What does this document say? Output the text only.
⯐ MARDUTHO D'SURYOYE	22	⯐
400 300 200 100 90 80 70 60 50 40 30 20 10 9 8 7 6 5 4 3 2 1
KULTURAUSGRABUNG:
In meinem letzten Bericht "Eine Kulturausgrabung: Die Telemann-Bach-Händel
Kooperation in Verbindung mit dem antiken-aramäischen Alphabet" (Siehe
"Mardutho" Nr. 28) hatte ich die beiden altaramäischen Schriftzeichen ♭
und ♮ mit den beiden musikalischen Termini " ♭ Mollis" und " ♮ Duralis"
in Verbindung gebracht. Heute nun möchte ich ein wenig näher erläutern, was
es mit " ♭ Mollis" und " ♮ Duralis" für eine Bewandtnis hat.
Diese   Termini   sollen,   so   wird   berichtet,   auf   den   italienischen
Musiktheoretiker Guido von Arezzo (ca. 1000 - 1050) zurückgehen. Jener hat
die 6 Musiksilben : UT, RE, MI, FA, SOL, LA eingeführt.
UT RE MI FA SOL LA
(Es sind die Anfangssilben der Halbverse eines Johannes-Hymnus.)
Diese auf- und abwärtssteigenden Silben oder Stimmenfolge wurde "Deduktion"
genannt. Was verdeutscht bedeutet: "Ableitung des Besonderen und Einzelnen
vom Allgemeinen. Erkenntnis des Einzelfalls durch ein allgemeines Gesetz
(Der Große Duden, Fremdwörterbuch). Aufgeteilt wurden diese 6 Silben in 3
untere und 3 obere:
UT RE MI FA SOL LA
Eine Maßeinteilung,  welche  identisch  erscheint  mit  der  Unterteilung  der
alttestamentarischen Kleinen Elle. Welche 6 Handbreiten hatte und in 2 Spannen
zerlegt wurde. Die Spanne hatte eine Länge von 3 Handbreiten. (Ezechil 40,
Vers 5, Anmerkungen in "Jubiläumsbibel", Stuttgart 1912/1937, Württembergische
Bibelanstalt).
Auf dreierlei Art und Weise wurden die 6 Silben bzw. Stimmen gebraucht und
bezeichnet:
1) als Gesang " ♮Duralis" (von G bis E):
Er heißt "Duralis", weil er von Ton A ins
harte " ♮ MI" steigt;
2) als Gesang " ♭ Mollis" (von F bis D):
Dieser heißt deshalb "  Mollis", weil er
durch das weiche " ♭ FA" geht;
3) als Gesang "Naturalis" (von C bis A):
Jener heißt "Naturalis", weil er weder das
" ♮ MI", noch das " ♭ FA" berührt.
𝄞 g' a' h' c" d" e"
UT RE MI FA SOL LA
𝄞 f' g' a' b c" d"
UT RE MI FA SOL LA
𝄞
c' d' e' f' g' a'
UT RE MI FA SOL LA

Stated task -
Produce an exact copy of every entry above.

Problem solution -
What does this document say? Output the text only.
⯐ MARDUTHO D'SURYOYE	22	⯐
400 300 200 100 90 80 70 60 50 40 30 20 10 9 8 7 6 5 4 3 2 1
KULTURAUSGRABUNG:
In meinem letzten Bericht "Eine Kulturausgrabung: Die Telemann-Bach-Händel
Kooperation in Verbindung mit dem antiken-aramäischen Alphabet" (Siehe
"Mardutho" Nr. 28) hatte ich die beiden altaramäischen Schriftzeichen ♭
und ♮ mit den beiden musikalischen Termini " ♭ Mollis" und " ♮ Duralis"
in Verbindung gebracht. Heute nun möchte ich ein wenig näher erläutern, was
es mit " ♭ Mollis" und " ♮ Duralis" für eine Bewandtnis hat.
Diese   Termini   sollen,   so   wird   berichtet,   auf   den   italienischen
Musiktheoretiker Guido von Arezzo (ca. 1000 - 1050) zurückgehen. Jener hat
die 6 Musiksilben : UT, RE, MI, FA, SOL, LA eingeführt.
UT RE MI FA SOL LA
(Es sind die Anfangssilben der Halbverse eines Johannes-Hymnus.)
Diese auf- und abwärtssteigenden Silben oder Stimmenfolge wurde "Deduktion"
genannt. Was verdeutscht bedeutet: "Ableitung des Besonderen und Einzelnen
vom Allgemeinen. Erkenntnis des Einzelfalls durch ein allgemeines Gesetz
(Der Große Duden, Fremdwörterbuch). Aufgeteilt wurden diese 6 Silben in 3
untere und 3 obere:
UT RE MI FA SOL LA
Eine Maßeinteilung,  welche  identisch  erscheint  mit  der  Unterteilung  der
alttestamentarischen Kleinen Elle. Welche 6 Handbreiten hatte und in 2 Spannen
zerlegt wurde. Die Spanne hatte eine Länge von 3 Handbreiten. (Ezechil 40,
Vers 5, Anmerkungen in "Jubiläumsbibel", Stuttgart 1912/1937, Württembergische
Bibelanstalt).
Auf dreierlei Art und Weise wurden die 6 Silben bzw. Stimmen gebraucht und
bezeichnet:
1) als Gesang " ♮Duralis" (von G bis E):
Er heißt "Duralis", weil er von Ton A ins
harte " ♮ MI" steigt;
2) als Gesang " ♭ Mollis" (von F bis D):
Dieser heißt deshalb "  Mollis", weil er
durch das weiche " ♭ FA" geht;
3) als Gesang "Naturalis" (von C bis A):
Jener heißt "Naturalis", weil er weder das
" ♮ MI", noch das " ♭ FA" berührt.
𝄞 g' a' h' c" d" e"
UT RE MI FA SOL LA
𝄞 f' g' a' b c" d"
UT RE MI FA SOL LA
𝄞
c' d' e' f' g' a'
UT RE MI FA SOL LA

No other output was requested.